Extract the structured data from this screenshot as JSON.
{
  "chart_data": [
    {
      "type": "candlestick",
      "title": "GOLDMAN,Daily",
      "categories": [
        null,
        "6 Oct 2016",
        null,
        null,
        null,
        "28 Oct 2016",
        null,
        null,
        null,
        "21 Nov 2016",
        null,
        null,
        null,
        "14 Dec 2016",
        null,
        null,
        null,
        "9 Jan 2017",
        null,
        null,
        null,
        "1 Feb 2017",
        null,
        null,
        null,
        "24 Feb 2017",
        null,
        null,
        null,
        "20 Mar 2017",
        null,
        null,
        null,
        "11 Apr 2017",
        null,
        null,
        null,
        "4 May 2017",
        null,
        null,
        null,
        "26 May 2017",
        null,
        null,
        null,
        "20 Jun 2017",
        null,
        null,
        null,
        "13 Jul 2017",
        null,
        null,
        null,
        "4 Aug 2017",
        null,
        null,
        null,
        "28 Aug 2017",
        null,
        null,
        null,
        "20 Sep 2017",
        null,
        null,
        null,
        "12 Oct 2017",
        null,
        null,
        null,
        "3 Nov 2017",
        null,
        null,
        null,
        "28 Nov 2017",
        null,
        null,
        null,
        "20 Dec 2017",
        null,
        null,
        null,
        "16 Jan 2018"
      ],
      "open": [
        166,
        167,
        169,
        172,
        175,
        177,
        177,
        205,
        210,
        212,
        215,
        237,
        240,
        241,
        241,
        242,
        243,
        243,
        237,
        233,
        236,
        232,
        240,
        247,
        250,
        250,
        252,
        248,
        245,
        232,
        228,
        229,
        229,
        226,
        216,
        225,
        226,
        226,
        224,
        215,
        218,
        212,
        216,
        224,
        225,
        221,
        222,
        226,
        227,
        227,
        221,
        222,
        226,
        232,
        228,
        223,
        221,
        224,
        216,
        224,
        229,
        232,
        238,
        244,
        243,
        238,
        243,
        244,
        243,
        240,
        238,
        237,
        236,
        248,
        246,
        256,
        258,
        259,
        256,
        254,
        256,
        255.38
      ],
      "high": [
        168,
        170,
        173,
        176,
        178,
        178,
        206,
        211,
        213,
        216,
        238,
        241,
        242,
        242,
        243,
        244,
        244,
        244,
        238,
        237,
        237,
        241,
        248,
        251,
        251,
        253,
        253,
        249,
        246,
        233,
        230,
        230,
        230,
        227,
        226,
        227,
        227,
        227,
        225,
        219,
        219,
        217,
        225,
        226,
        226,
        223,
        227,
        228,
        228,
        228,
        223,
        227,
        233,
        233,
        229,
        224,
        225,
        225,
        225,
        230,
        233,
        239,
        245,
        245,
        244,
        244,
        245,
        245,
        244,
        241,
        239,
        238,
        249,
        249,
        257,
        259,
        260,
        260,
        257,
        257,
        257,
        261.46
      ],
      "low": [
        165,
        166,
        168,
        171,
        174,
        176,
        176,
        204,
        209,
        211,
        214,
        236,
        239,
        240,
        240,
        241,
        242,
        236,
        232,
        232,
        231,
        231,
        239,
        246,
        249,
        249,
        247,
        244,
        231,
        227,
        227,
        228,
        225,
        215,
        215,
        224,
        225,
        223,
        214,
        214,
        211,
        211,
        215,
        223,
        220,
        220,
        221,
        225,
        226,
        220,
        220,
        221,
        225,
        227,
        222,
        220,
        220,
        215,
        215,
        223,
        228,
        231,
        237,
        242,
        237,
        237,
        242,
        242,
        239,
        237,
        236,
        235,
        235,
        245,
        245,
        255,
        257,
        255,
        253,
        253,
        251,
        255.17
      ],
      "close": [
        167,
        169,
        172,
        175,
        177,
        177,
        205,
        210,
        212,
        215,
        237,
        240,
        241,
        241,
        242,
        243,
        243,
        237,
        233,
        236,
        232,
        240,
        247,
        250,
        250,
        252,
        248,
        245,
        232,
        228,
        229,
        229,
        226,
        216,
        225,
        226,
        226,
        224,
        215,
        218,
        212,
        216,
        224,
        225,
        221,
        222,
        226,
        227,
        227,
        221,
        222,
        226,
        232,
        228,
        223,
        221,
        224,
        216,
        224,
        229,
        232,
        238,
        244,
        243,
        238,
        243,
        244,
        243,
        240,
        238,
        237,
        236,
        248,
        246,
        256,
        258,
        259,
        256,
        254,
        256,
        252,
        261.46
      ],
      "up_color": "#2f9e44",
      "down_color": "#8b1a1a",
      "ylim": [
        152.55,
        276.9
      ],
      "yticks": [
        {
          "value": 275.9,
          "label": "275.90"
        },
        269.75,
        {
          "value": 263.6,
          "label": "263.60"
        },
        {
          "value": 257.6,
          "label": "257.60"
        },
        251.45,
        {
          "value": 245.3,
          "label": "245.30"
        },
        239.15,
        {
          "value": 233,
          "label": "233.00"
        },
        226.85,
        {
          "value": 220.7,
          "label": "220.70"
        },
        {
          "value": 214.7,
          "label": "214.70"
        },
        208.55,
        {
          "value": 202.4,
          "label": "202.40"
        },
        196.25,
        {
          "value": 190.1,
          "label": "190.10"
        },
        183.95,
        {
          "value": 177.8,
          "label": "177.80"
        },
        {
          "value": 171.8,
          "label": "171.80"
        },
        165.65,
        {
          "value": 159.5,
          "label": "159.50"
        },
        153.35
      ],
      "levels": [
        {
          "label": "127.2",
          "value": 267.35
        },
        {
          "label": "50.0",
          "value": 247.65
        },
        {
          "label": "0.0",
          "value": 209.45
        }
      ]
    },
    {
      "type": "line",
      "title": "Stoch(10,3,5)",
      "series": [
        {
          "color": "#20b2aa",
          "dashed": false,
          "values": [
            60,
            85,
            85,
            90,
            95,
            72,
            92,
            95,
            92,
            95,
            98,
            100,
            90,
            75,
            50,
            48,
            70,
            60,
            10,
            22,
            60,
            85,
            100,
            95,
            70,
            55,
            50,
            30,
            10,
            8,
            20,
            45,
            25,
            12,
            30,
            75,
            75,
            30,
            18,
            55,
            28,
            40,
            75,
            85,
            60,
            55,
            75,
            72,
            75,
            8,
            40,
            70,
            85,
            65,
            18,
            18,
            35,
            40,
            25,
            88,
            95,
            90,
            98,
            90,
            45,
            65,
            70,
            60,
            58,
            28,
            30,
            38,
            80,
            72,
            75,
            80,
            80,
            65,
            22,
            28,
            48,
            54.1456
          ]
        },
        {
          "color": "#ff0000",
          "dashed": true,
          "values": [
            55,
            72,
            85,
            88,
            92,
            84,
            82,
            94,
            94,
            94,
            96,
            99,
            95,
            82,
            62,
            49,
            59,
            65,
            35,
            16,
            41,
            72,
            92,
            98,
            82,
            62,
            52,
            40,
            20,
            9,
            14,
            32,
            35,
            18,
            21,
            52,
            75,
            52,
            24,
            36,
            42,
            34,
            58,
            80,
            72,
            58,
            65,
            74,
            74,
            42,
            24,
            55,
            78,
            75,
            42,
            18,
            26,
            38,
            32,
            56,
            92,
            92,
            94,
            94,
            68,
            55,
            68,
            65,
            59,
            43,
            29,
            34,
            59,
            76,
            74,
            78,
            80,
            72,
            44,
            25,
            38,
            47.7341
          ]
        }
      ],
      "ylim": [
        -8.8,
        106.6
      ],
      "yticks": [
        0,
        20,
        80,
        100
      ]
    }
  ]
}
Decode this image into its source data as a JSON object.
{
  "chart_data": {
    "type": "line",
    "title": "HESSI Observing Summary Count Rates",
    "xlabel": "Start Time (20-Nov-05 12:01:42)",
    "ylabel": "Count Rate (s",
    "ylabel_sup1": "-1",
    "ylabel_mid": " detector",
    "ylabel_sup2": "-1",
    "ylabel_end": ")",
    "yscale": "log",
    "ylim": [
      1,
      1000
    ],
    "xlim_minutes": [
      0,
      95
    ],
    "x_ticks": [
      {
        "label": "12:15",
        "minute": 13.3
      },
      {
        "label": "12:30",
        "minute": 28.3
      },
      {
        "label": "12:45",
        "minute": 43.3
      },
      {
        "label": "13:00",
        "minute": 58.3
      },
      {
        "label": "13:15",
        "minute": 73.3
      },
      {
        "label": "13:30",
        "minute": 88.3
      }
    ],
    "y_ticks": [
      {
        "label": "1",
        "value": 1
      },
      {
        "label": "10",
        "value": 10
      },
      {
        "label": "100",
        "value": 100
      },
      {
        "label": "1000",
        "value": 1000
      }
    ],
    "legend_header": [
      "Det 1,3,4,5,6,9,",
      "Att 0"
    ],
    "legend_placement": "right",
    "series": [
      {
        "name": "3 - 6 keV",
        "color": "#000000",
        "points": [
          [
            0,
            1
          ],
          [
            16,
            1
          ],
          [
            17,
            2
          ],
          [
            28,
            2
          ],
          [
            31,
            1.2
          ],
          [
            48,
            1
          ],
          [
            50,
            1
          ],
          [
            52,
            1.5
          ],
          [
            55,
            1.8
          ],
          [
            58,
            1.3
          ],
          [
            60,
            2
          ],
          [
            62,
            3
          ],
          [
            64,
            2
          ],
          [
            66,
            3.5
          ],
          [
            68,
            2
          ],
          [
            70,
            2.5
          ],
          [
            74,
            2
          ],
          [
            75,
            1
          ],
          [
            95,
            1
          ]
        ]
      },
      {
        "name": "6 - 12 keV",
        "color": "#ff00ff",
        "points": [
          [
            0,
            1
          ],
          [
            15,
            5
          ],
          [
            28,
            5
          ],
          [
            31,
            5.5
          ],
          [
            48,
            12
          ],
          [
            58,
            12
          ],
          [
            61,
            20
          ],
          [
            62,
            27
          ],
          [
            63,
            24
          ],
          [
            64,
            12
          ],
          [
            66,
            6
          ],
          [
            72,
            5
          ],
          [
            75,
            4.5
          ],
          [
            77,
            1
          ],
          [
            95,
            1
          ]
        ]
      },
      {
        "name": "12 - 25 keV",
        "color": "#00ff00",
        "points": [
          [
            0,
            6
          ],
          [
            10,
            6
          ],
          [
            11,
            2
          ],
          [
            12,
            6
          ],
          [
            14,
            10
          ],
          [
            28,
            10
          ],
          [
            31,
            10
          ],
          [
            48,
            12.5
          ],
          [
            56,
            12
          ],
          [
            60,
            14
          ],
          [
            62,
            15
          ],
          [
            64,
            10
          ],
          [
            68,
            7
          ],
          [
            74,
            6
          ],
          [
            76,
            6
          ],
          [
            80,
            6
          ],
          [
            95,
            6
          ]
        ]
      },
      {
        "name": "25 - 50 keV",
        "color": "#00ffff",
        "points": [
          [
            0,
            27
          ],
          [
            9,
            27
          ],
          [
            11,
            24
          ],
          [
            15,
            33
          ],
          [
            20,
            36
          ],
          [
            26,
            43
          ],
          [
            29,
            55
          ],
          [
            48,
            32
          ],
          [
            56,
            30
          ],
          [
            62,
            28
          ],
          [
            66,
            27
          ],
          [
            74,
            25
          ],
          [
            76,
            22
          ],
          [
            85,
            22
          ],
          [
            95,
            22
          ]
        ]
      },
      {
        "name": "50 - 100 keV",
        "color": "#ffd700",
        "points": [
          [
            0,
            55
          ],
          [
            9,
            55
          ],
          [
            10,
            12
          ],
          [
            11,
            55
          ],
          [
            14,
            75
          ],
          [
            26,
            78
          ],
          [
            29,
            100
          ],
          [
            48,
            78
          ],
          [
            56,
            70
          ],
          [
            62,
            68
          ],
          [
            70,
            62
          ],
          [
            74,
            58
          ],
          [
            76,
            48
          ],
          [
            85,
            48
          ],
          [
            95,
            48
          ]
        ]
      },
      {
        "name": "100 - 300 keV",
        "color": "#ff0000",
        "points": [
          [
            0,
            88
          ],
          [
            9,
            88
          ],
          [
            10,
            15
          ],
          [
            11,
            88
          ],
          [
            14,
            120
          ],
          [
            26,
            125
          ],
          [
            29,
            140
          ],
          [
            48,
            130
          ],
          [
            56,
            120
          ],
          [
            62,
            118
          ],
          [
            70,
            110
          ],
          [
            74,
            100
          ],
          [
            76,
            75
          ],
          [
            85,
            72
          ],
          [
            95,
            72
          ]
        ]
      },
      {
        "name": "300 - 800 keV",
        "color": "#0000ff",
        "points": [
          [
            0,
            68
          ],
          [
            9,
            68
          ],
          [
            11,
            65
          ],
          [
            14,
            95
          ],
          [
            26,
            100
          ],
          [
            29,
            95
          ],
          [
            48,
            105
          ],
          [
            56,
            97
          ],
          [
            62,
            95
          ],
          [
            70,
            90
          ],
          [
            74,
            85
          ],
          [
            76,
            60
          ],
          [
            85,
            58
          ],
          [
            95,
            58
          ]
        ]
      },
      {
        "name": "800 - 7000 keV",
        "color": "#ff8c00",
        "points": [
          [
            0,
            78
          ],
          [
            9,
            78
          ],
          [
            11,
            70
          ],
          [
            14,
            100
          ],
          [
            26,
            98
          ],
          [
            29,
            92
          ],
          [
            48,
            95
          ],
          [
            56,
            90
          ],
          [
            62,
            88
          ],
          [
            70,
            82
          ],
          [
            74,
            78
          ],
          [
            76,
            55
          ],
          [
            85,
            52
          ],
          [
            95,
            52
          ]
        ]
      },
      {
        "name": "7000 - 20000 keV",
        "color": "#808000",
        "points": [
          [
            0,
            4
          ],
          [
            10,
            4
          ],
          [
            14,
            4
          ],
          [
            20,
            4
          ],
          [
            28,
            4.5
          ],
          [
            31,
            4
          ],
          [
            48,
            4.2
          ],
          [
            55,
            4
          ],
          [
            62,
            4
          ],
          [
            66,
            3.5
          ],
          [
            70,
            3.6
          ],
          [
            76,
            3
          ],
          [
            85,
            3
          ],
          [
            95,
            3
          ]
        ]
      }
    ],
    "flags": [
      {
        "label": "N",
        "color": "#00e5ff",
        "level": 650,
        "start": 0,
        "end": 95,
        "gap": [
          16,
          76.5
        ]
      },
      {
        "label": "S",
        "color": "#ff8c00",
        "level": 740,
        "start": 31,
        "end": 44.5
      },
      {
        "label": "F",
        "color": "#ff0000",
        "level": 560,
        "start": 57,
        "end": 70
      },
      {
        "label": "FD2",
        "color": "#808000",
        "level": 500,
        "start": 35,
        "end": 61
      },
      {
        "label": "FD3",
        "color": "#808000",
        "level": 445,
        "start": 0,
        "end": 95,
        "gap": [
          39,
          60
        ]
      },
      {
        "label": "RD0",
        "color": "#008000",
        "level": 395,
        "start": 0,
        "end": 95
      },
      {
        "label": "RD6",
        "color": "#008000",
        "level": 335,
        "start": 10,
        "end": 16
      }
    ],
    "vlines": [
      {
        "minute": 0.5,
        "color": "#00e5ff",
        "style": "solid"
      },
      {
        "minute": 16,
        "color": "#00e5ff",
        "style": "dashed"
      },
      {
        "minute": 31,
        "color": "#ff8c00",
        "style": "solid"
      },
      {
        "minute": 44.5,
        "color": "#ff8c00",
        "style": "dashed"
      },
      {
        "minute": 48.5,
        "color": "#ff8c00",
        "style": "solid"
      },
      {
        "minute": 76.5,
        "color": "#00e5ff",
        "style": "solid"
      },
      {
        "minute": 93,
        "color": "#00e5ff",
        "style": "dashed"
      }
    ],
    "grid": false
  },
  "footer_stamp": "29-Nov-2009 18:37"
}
——
* [Given task] Indicate how many lines of the material include the word "title"; the number alone is required.

* [Solution] 3